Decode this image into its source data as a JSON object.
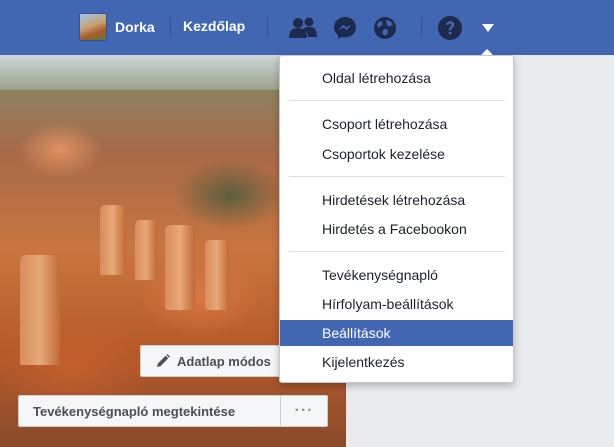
{
  "topbar": {
    "profile_name": "Dorka",
    "home_label": "Kezdőlap",
    "icons": [
      "friends-icon",
      "messenger-icon",
      "globe-icon",
      "help-icon",
      "chevron-down-icon"
    ]
  },
  "cover": {
    "edit_profile_label": "Adatlap módos",
    "activity_log_label": "Tevékenységnapló megtekintése",
    "more_label": "···"
  },
  "dropdown": {
    "groups": [
      [
        "Oldal létrehozása"
      ],
      [
        "Csoport létrehozása",
        "Csoportok kezelése"
      ],
      [
        "Hirdetések létrehozása",
        "Hirdetés a Facebookon"
      ],
      [
        "Tevékenységnapló",
        "Hírfolyam-beállítások",
        "Beállítások",
        "Kijelentkezés"
      ]
    ],
    "active_item": "Beállítások"
  },
  "colors": {
    "topbar_blue": "#4267b2",
    "highlight_blue": "#4267b2",
    "icon_dark": "#1d2a4d"
  }
}
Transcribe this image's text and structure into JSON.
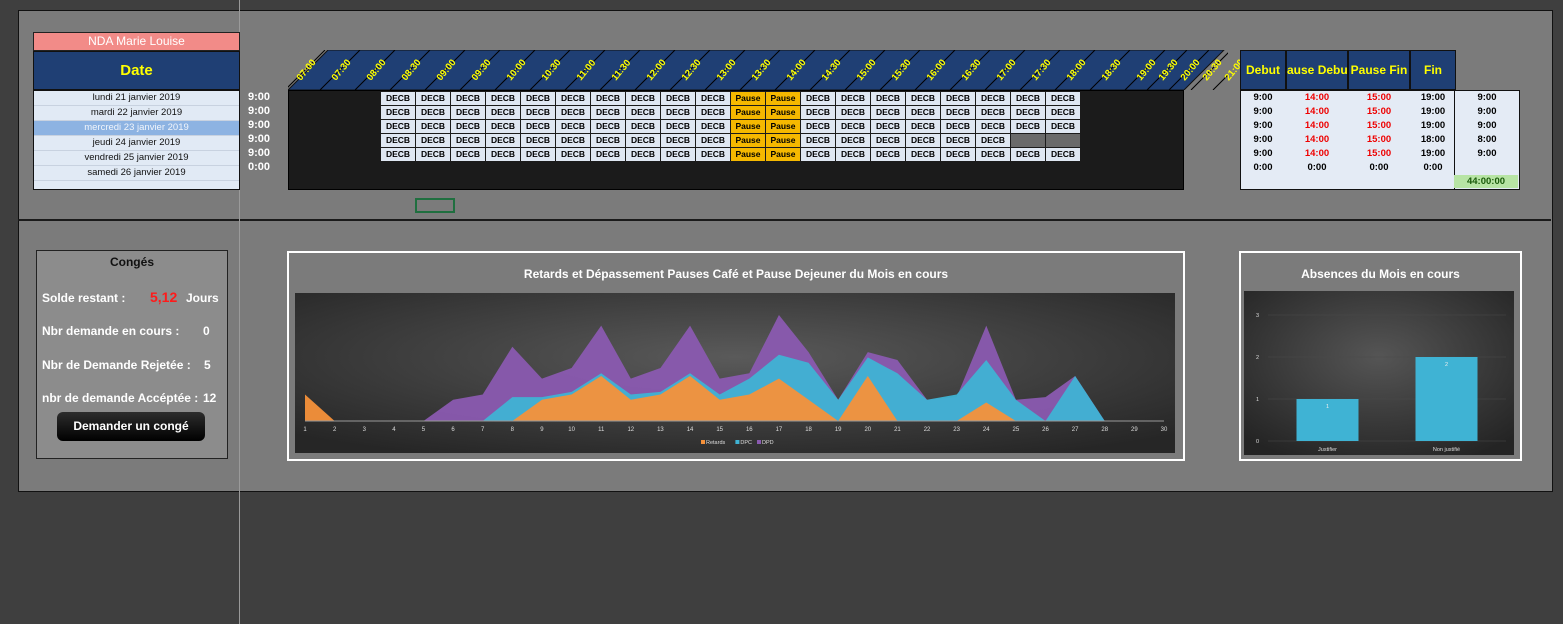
{
  "employee_name": "NDA Marie Louise",
  "date_header": "Date",
  "dates": [
    "lundi 21 janvier 2019",
    "mardi 22 janvier 2019",
    "mercredi 23 janvier 2019",
    "jeudi 24 janvier 2019",
    "vendredi 25 janvier 2019",
    "samedi 26 janvier 2019"
  ],
  "start_hours": [
    "9:00",
    "9:00",
    "9:00",
    "9:00",
    "9:00",
    "0:00"
  ],
  "time_slots": [
    "07:00",
    "07:30",
    "08:00",
    "08:30",
    "09:00",
    "09:30",
    "10:00",
    "10:30",
    "11:00",
    "11:30",
    "12:00",
    "12:30",
    "13:00",
    "13:30",
    "14:00",
    "14:30",
    "15:00",
    "15:30",
    "16:00",
    "16:30",
    "17:00",
    "17:30",
    "18:00",
    "18:30",
    "19:00",
    "19:30",
    "20:00",
    "20:30",
    "21:00"
  ],
  "cell_labels": {
    "work": "DECB",
    "pause": "Pause"
  },
  "summary_headers": [
    "Debut",
    "Pause Debut",
    "Pause Fin",
    "Fin"
  ],
  "summary_rows": [
    [
      "9:00",
      "14:00",
      "15:00",
      "19:00",
      "9:00"
    ],
    [
      "9:00",
      "14:00",
      "15:00",
      "19:00",
      "9:00"
    ],
    [
      "9:00",
      "14:00",
      "15:00",
      "19:00",
      "9:00"
    ],
    [
      "9:00",
      "14:00",
      "15:00",
      "18:00",
      "8:00"
    ],
    [
      "9:00",
      "14:00",
      "15:00",
      "19:00",
      "9:00"
    ],
    [
      "0:00",
      "0:00",
      "0:00",
      "0:00",
      ""
    ]
  ],
  "total_hours": "44:00:00",
  "conges": {
    "title": "Congés",
    "solde_label": "Solde restant :",
    "solde_value": "5,12",
    "solde_unit": "Jours",
    "en_cours_label": "Nbr demande en cours :",
    "en_cours_value": "0",
    "rejetee_label": "Nbr de Demande Rejetée :",
    "rejetee_value": "5",
    "acceptee_label": "nbr de demande Accéptée :",
    "acceptee_value": "12",
    "button_label": "Demander un congé"
  },
  "chart_data": [
    {
      "type": "area",
      "title": "Retards et Dépassement Pauses Café et Pause Dejeuner du Mois en cours",
      "x": [
        1,
        2,
        3,
        4,
        5,
        6,
        7,
        8,
        9,
        10,
        11,
        12,
        13,
        14,
        15,
        16,
        17,
        18,
        19,
        20,
        21,
        22,
        23,
        24,
        25,
        26,
        27,
        28,
        29,
        30
      ],
      "series": [
        {
          "name": "Retards",
          "color": "#f5913a",
          "values": [
            1.0,
            0,
            0,
            0,
            0,
            0,
            0,
            0,
            0.8,
            1.0,
            1.7,
            0.8,
            1.0,
            1.7,
            0.8,
            1.0,
            1.6,
            0.8,
            0,
            1.7,
            0,
            0,
            0,
            0.7,
            0,
            0,
            0,
            0,
            0,
            0
          ]
        },
        {
          "name": "DPC",
          "color": "#3fb3d4",
          "values": [
            0,
            0,
            0,
            0,
            0,
            0,
            0,
            0.9,
            0.9,
            1.1,
            1.8,
            1.0,
            1.1,
            1.8,
            1.0,
            1.6,
            2.5,
            2.2,
            0.8,
            2.4,
            1.8,
            0.8,
            1.0,
            2.3,
            0.8,
            0,
            1.7,
            0,
            0,
            0
          ]
        },
        {
          "name": "DPD",
          "color": "#8a5ab0",
          "values": [
            0,
            0,
            0,
            0,
            0,
            0.8,
            1.0,
            2.8,
            1.6,
            2.0,
            3.6,
            1.6,
            2.0,
            3.6,
            1.6,
            1.8,
            4.0,
            2.6,
            0.8,
            2.6,
            2.3,
            0.8,
            0.9,
            3.6,
            0.8,
            0.9,
            1.7,
            0,
            0,
            0
          ]
        }
      ],
      "legend": "bottom"
    },
    {
      "type": "bar",
      "title": "Absences du Mois en cours",
      "categories": [
        "Justifier",
        "Non justifié"
      ],
      "values": [
        1,
        2
      ],
      "ylim": [
        0,
        3
      ],
      "color": "#3fb3d4"
    }
  ]
}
..............................
● **To be done**: Report how many lines contain "into". Give nothing but the number.

● **Solution to this problem**: 2